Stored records
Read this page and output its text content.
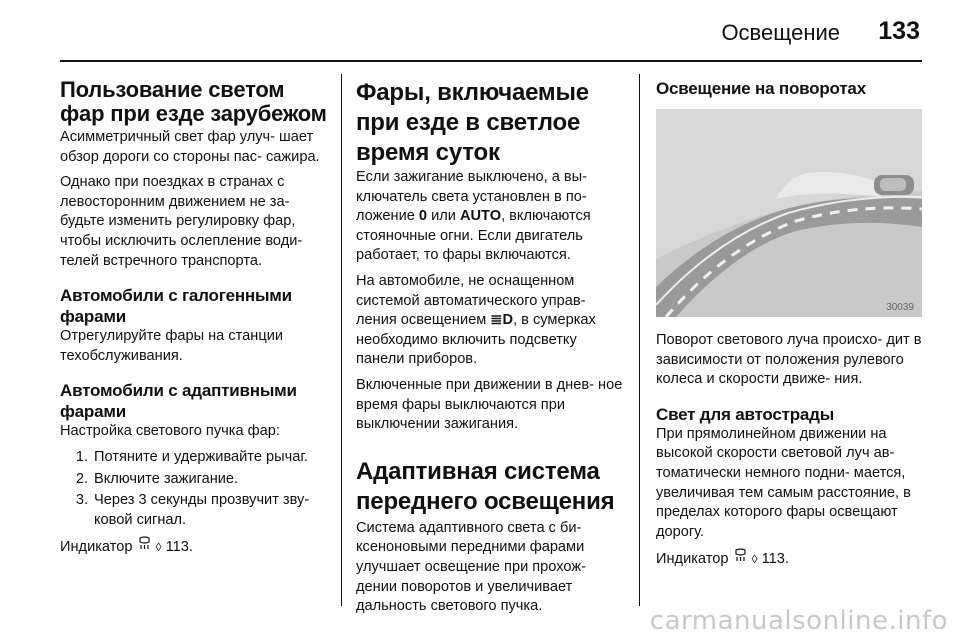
Освещение 133
Пользование светом фар при езде зарубежом

Асимметричный свет фар улуч- шает обзор дороги со стороны пас- сажира.

Однако при поездках в странах с левосторонним движением не за- будьте изменить регулировку фар, чтобы исключить ослепление води- телей встречного транспорта.

Автомобили с галогенными фарами

Отрегулируйте фары на станции техобслуживания.

Автомобили с адаптивными фарами

Настройка светового пучка фар:

1. Потяните и удерживайте рычаг.
2. Включите зажигание.
3. Через 3 секунды прозвучит зву- ковой сигнал.

Индикатор ◊ 113.

Фары, включаемые при езде в светлое время суток

Если зажигание выключено, а вы- ключатель света установлен в по- ложение 0 или AUTO, включаются стояночные огни. Если двигатель работает, то фары включаются.

На автомобиле, не оснащенном системой автоматического управ- ления освещением ≣D, в сумерках необходимо включить подсветку панели приборов.

Включенные при движении в днев- ное время фары выключаются при выключении зажигания.

Адаптивная система переднего освещения

Система адаптивного света с би- ксеноновыми передними фарами улучшает освещение при прохож- дении поворотов и увеличивает дальность светового пучка.

Освещение на поворотах
30039

Поворот светового луча происхо- дит в зависимости от положения рулевого колеса и скорости движе- ния.

Свет для автострады

При прямолинейном движении на высокой скорости световой луч ав- томатически немного подни- мается, увеличивая тем самым расстояние, в пределах которого фары освещают дорогу.

Индикатор ◊ 113.

carmanualsonline.info
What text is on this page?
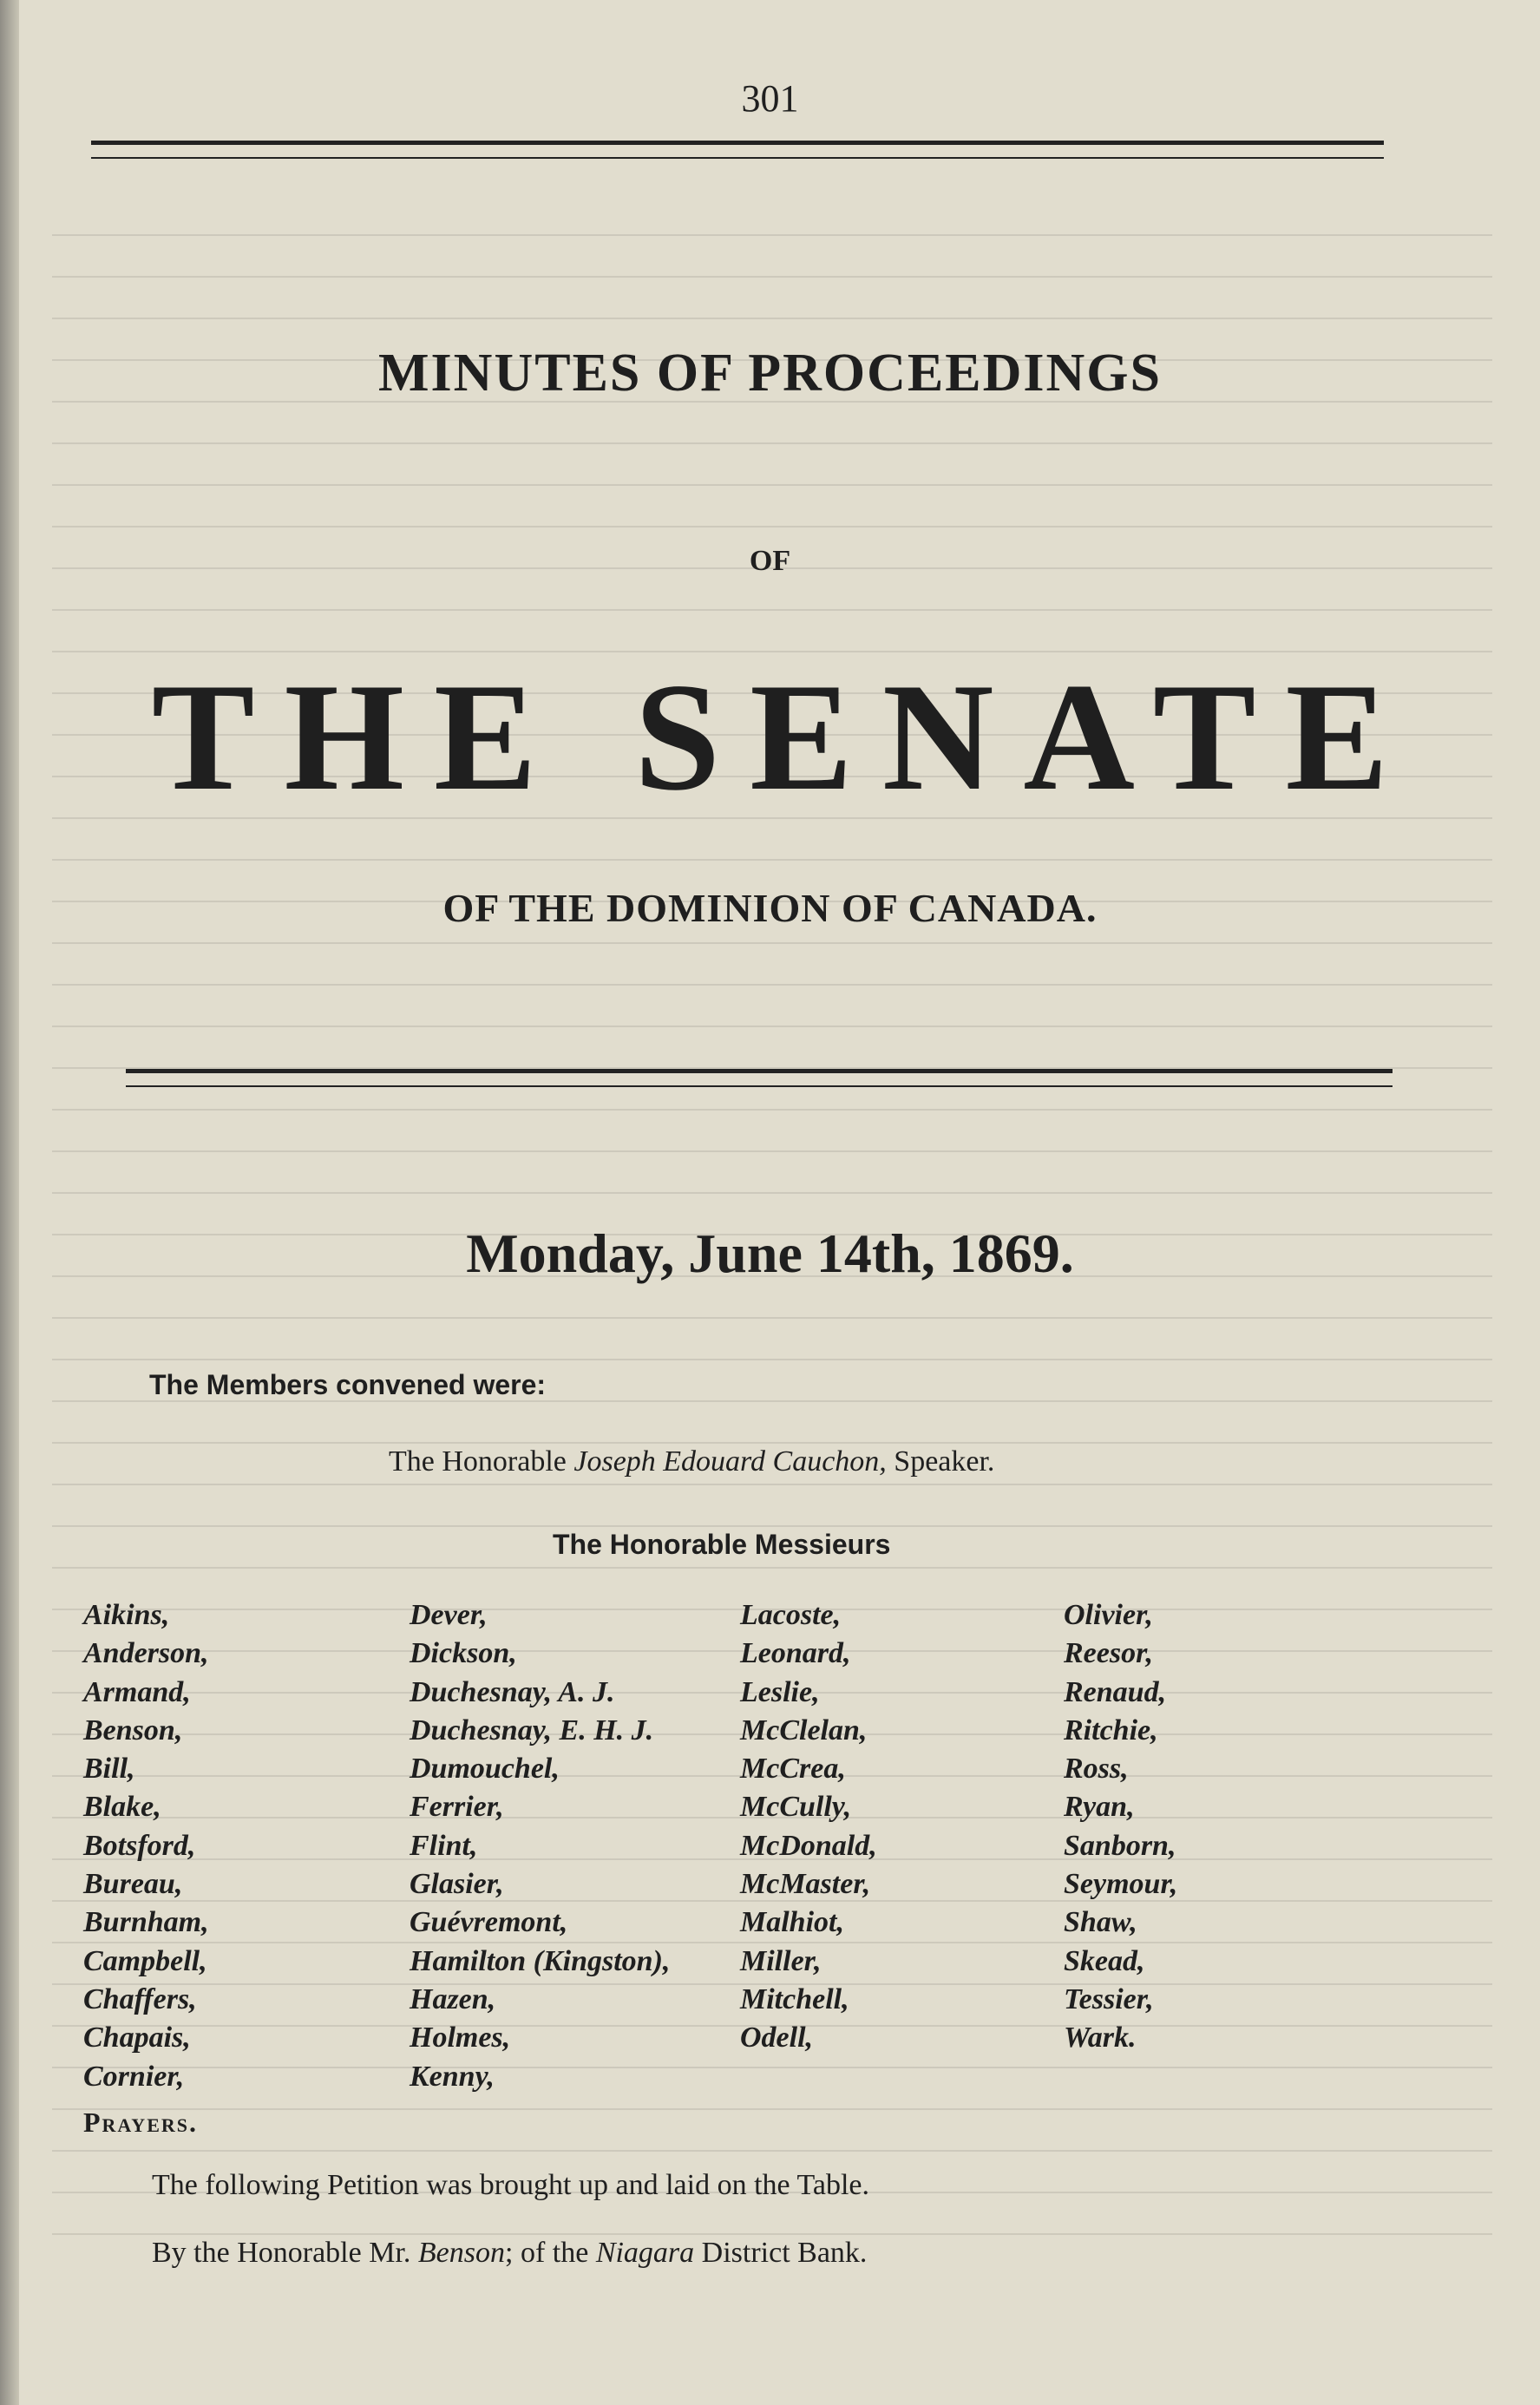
301
MINUTES OF PROCEEDINGS
OF
THE SENATE
OF THE DOMINION OF CANADA.
Monday, June 14th, 1869.
The Members convened were:
The Honorable Joseph Edouard Cauchon, Speaker.
The Honorable Messieurs
Aikins,
Anderson,
Armand,
Benson,
Bill,
Blake,
Botsford,
Bureau,
Burnham,
Campbell,
Chaffers,
Chapais,
Cornier,
Dever,
Dickson,
Duchesnay, A. J.
Duchesnay, E. H. J.
Dumouchel,
Ferrier,
Flint,
Glasier,
Guévremont,
Hamilton (Kingston),
Hazen,
Holmes,
Kenny,
Lacoste,
Leonard,
Leslie,
McClelan,
McCrea,
McCully,
McDonald,
McMaster,
Malhiot,
Miller,
Mitchell,
Odell,
Olivier,
Reesor,
Renaud,
Ritchie,
Ross,
Ryan,
Sanborn,
Seymour,
Shaw,
Skead,
Tessier,
Wark.
Prayers.
The following Petition was brought up and laid on the Table.
By the Honorable Mr. Benson; of the Niagara District Bank.
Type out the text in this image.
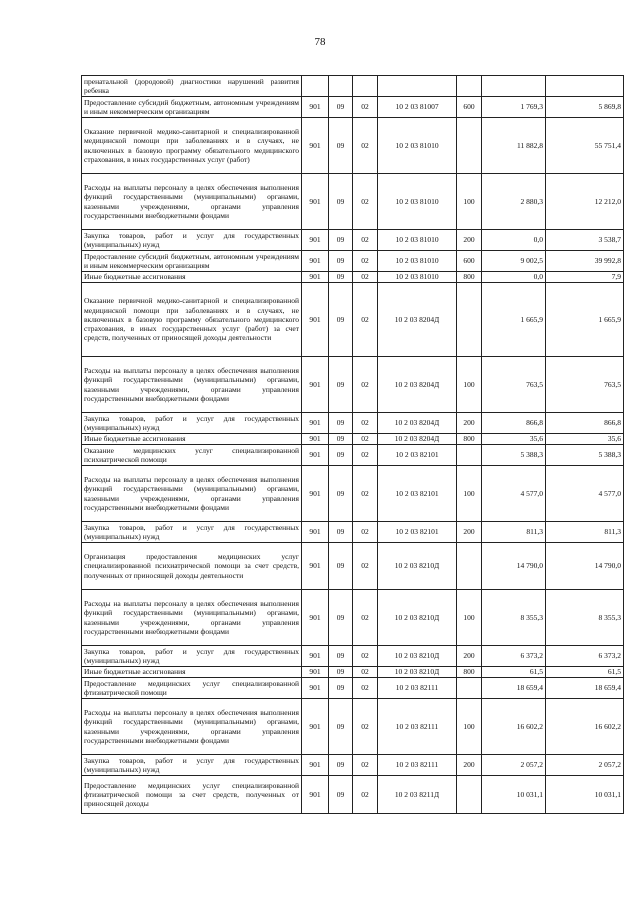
78
пренатальной (дородовой) диагностики нарушений развития ребенка							
Предоставление субсидий бюджетным, автономным учреждениям и иным некоммерческим организациям	901	09	02	10 2 03 81007	600	1 769,3	5 869,8
Оказание первичной медико-санитарной и специализированной медицинской помощи при заболеваниях и в случаях, не включенных в базовую программу обязательного медицинского страхования, в иных государственных услуг (работ)	901	09	02	10 2 03 81010		11 882,8	55 751,4
Расходы на выплаты персоналу в целях обеспечения выполнения функций государственными (муниципальными) органами, казенными учреждениями, органами управления государственными внебюджетными фондами	901	09	02	10 2 03 81010	100	2 880,3	12 212,0
Закупка товаров, работ и услуг для государственных (муниципальных) нужд	901	09	02	10 2 03 81010	200	0,0	3 538,7
Предоставление субсидий бюджетным, автономным учреждениям и иным некоммерческим организациям	901	09	02	10 2 03 81010	600	9 002,5	39 992,8
Иные бюджетные ассигнования	901	09	02	10 2 03 81010	800	0,0	7,9
Оказание первичной медико-санитарной и специализированной медицинской помощи при заболеваниях и в случаях, не включенных в базовую программу обязательного медицинского страхования, в иных государственных услуг (работ) за счет средств, полученных от приносящей доходы деятельности	901	09	02	10 2 03 8204Д		1 665,9	1 665,9
Расходы на выплаты персоналу в целях обеспечения выполнения функций государственными (муниципальными) органами, казенными учреждениями, органами управления государственными внебюджетными фондами	901	09	02	10 2 03 8204Д	100	763,5	763,5
Закупка товаров, работ и услуг для государственных (муниципальных) нужд	901	09	02	10 2 03 8204Д	200	866,8	866,8
Иные бюджетные ассигнования	901	09	02	10 2 03 8204Д	800	35,6	35,6
Оказание медицинских услуг специализированной психиатрической помощи	901	09	02	10 2 03 82101		5 388,3	5 388,3
Расходы на выплаты персоналу в целях обеспечения выполнения функций государственными (муниципальными) органами, казенными учреждениями, органами управления государственными внебюджетными фондами	901	09	02	10 2 03 82101	100	4 577,0	4 577,0
Закупка товаров, работ и услуг для государственных (муниципальных) нужд	901	09	02	10 2 03 82101	200	811,3	811,3
Организация предоставления медицинских услуг специализированной психиатрической помощи за счет средств, полученных от приносящей доходы деятельности	901	09	02	10 2 03 8210Д		14 790,0	14 790,0
Расходы на выплаты персоналу в целях обеспечения выполнения функций государственными (муниципальными) органами, казенными учреждениями, органами управления государственными внебюджетными фондами	901	09	02	10 2 03 8210Д	100	8 355,3	8 355,3
Закупка товаров, работ и услуг для государственных (муниципальных) нужд	901	09	02	10 2 03 8210Д	200	6 373,2	6 373,2
Иные бюджетные ассигнования	901	09	02	10 2 03 8210Д	800	61,5	61,5
Предоставление медицинских услуг специализированной фтизиатрической помощи	901	09	02	10 2 03 82111		18 659,4	18 659,4
Расходы на выплаты персоналу в целях обеспечения выполнения функций государственными (муниципальными) органами, казенными учреждениями, органами управления государственными внебюджетными фондами	901	09	02	10 2 03 82111	100	16 602,2	16 602,2
Закупка товаров, работ и услуг для государственных (муниципальных) нужд	901	09	02	10 2 03 82111	200	2 057,2	2 057,2
Предоставление медицинских услуг специализированной фтизиатрической помощи за счет средств, полученных от приносящей доходы	901	09	02	10 2 03 8211Д		10 031,1	10 031,1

Exercise goal
Gather each line from the listing above that holds "фарами".

Response for this exercise
Автомобили с галогенными фарами
Автомобили с адаптивными фарами
Система адаптивного света с би- ксеноновыми передними фарами улучшает освещение при прохож- дении поворотов и увеличивает дальность светового пучка.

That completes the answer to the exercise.